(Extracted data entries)
★ ★ ★ ★ ★ ★ ★
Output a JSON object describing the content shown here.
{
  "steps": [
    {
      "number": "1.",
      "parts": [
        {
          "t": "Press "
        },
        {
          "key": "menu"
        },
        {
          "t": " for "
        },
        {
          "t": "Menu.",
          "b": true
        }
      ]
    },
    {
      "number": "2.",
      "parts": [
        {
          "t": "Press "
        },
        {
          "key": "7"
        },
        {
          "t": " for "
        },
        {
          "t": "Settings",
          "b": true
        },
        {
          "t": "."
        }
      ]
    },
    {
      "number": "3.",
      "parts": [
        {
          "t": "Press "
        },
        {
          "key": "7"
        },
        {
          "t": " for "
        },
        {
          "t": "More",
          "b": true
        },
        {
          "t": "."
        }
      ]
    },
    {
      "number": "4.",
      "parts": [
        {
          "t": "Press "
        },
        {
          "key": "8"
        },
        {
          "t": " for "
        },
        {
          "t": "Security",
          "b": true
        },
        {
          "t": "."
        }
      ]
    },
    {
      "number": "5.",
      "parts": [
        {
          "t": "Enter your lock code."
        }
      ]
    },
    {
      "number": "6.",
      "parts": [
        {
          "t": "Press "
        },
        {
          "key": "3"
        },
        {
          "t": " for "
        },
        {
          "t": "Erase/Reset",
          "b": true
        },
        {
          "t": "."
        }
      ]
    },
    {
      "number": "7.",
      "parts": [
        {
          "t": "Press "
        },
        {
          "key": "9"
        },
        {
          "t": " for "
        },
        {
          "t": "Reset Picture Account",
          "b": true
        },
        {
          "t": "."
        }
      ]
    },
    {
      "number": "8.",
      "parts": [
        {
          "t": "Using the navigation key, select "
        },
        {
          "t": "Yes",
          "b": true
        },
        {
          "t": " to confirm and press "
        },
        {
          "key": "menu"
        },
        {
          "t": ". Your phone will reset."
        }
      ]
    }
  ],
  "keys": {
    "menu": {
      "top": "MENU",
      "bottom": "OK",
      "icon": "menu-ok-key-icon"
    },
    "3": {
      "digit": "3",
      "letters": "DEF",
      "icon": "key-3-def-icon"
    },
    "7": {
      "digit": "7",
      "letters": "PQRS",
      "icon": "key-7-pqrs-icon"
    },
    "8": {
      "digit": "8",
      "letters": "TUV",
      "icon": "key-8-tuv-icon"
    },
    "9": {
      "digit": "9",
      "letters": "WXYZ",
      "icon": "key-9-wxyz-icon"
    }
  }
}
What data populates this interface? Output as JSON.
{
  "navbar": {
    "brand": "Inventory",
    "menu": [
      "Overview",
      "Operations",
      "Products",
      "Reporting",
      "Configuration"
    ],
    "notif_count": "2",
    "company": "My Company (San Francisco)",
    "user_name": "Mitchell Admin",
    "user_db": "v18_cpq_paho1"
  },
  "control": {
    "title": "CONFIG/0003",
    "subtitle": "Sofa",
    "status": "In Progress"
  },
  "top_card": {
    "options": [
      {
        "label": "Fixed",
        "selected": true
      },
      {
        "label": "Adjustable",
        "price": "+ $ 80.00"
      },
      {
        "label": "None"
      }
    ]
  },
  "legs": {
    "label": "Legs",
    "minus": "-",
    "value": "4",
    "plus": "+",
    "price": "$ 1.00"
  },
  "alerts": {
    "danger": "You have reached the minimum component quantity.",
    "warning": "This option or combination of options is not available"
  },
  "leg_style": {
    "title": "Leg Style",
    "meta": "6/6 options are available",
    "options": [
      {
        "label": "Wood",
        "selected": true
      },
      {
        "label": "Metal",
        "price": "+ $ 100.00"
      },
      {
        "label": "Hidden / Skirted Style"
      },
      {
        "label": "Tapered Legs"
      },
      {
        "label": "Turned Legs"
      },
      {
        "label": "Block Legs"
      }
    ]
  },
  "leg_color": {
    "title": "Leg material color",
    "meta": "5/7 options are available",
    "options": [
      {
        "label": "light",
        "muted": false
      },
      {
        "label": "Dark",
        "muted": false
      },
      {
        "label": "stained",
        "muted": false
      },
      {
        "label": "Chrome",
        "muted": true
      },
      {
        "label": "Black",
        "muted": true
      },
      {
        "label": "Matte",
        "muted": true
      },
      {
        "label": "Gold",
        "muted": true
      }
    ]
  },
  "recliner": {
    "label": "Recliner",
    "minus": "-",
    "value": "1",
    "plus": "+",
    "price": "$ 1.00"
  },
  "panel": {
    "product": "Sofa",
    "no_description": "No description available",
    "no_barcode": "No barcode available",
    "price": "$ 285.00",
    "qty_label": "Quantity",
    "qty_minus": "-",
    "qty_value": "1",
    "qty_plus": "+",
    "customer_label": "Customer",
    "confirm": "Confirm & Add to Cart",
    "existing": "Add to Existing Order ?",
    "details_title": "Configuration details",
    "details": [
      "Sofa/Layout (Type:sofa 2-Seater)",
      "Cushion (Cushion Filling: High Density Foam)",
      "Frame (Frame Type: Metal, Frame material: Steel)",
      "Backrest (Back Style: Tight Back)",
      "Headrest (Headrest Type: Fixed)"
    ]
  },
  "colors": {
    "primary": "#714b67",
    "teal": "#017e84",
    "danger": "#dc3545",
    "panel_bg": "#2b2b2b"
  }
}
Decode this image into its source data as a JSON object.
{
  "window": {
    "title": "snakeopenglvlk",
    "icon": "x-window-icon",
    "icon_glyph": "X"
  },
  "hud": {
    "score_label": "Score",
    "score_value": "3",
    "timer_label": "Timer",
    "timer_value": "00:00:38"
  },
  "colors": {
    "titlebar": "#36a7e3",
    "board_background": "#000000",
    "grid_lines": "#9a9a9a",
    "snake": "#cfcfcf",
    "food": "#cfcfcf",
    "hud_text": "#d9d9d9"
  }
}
★ ★ ★ ★ ★ ★ ★
Return solely the number of lines in the data that include the word "danger".

Result of this task
2